>>>

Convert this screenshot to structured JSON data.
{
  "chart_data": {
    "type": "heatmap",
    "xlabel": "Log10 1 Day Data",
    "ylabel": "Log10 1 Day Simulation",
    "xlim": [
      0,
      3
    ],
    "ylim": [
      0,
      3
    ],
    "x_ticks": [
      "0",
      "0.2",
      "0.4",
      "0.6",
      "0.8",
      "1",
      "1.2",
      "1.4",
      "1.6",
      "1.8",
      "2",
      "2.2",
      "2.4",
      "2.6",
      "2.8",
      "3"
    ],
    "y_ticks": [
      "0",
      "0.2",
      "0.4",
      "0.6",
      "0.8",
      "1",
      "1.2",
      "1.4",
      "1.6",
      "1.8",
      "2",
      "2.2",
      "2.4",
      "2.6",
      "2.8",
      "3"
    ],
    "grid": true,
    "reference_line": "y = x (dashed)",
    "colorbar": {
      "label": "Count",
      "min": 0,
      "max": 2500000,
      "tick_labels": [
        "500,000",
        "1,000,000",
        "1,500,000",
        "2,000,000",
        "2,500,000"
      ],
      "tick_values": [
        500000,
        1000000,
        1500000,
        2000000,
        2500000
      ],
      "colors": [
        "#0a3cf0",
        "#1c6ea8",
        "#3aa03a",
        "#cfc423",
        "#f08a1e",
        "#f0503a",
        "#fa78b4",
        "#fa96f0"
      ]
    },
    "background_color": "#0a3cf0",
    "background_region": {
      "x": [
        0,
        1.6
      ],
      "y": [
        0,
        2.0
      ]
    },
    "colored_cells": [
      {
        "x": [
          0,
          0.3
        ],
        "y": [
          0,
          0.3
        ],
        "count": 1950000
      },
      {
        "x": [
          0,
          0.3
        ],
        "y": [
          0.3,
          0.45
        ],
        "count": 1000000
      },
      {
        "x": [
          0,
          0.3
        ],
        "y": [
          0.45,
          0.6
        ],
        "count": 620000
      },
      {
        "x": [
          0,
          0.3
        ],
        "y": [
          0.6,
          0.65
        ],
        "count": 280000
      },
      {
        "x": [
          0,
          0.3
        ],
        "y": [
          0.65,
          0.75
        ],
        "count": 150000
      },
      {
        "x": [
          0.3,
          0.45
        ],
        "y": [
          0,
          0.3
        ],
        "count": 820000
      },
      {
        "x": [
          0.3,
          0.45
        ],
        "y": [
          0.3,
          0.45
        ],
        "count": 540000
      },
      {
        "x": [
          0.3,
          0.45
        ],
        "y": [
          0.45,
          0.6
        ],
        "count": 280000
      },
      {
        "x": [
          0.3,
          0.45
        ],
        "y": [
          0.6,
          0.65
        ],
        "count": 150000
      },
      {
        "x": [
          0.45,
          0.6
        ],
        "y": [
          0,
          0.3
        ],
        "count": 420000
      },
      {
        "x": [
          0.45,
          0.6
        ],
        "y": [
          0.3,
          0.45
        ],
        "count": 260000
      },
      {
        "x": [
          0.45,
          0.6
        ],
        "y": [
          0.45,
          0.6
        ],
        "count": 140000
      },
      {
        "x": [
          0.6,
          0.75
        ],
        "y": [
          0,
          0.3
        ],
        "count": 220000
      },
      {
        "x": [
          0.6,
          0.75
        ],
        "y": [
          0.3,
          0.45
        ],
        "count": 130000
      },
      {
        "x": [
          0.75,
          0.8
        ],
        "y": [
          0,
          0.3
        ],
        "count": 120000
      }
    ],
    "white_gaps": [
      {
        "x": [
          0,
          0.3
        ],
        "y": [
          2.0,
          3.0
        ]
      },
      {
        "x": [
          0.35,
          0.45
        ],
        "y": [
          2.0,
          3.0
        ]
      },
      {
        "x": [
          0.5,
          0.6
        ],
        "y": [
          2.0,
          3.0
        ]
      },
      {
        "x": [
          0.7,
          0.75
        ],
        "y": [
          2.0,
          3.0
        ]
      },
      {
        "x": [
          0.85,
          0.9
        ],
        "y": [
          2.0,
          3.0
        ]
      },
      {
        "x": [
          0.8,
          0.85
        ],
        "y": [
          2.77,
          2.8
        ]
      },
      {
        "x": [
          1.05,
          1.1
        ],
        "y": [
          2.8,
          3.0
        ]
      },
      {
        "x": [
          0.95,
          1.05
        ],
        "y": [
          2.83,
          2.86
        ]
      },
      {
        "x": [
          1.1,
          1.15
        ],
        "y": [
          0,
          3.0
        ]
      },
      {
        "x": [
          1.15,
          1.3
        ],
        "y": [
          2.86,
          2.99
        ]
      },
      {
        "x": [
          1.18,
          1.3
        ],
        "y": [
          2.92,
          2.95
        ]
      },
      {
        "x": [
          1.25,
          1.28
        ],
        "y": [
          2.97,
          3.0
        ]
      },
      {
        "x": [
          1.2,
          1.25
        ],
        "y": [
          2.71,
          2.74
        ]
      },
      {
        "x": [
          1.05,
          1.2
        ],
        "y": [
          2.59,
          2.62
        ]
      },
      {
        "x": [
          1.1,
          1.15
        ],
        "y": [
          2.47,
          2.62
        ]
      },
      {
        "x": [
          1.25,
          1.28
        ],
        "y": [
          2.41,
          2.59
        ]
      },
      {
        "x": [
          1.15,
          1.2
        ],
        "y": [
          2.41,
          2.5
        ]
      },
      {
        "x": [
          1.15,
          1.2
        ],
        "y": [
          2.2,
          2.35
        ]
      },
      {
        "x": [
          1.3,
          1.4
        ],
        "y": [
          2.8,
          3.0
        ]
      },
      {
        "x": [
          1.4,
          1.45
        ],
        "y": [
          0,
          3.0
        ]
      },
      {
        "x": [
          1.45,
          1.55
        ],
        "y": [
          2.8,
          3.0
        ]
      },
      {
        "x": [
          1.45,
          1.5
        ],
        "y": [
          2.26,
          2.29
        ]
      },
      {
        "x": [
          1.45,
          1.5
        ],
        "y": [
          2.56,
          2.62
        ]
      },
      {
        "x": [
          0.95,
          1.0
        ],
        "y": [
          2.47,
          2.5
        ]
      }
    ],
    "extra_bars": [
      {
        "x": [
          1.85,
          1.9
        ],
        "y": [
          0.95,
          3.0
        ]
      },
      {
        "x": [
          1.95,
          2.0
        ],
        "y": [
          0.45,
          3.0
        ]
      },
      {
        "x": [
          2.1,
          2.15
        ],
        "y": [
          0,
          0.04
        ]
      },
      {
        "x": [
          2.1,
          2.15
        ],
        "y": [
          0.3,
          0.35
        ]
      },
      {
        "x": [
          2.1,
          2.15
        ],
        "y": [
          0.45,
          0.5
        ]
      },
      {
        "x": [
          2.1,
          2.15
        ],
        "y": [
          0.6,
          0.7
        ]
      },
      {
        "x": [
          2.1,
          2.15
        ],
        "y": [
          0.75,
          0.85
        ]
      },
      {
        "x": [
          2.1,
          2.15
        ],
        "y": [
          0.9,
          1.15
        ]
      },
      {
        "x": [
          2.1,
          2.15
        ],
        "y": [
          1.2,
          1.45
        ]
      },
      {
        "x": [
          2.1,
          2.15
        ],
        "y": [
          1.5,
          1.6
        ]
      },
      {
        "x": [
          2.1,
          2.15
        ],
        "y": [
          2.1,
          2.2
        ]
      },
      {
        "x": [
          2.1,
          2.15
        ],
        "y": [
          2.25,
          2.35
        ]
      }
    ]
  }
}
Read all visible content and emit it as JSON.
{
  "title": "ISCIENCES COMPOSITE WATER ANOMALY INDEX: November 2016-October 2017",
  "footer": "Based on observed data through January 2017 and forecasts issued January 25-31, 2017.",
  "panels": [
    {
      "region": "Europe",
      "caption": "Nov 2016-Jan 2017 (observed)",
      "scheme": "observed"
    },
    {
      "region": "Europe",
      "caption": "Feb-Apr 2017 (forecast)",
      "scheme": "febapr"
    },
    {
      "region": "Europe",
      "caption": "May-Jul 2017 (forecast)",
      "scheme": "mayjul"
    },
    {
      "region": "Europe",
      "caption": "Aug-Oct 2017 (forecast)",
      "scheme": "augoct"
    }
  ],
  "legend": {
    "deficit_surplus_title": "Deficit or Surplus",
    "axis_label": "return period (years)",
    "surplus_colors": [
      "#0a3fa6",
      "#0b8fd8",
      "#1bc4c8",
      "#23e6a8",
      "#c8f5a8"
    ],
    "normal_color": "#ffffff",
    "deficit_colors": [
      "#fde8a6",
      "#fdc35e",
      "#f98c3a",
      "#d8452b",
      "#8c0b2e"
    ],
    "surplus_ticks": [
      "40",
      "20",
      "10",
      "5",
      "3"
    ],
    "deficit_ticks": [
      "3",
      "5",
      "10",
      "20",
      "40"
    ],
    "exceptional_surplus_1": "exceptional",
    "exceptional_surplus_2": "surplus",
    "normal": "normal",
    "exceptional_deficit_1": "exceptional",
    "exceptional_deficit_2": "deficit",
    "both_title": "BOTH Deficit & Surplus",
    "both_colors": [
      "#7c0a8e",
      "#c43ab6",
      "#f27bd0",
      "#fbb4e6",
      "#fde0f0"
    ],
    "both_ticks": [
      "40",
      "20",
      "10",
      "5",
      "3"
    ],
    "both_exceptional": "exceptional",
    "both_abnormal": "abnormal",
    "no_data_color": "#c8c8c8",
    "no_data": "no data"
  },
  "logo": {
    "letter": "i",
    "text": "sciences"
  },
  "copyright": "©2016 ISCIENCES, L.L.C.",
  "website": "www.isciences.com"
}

<<<

= GIVEN TASK =
Show the lines of the records that include the string "scheme".

= REPLY =
      "scheme": "observed"
      "scheme": "febapr"
      "scheme": "mayjul"
      "scheme": "augoct"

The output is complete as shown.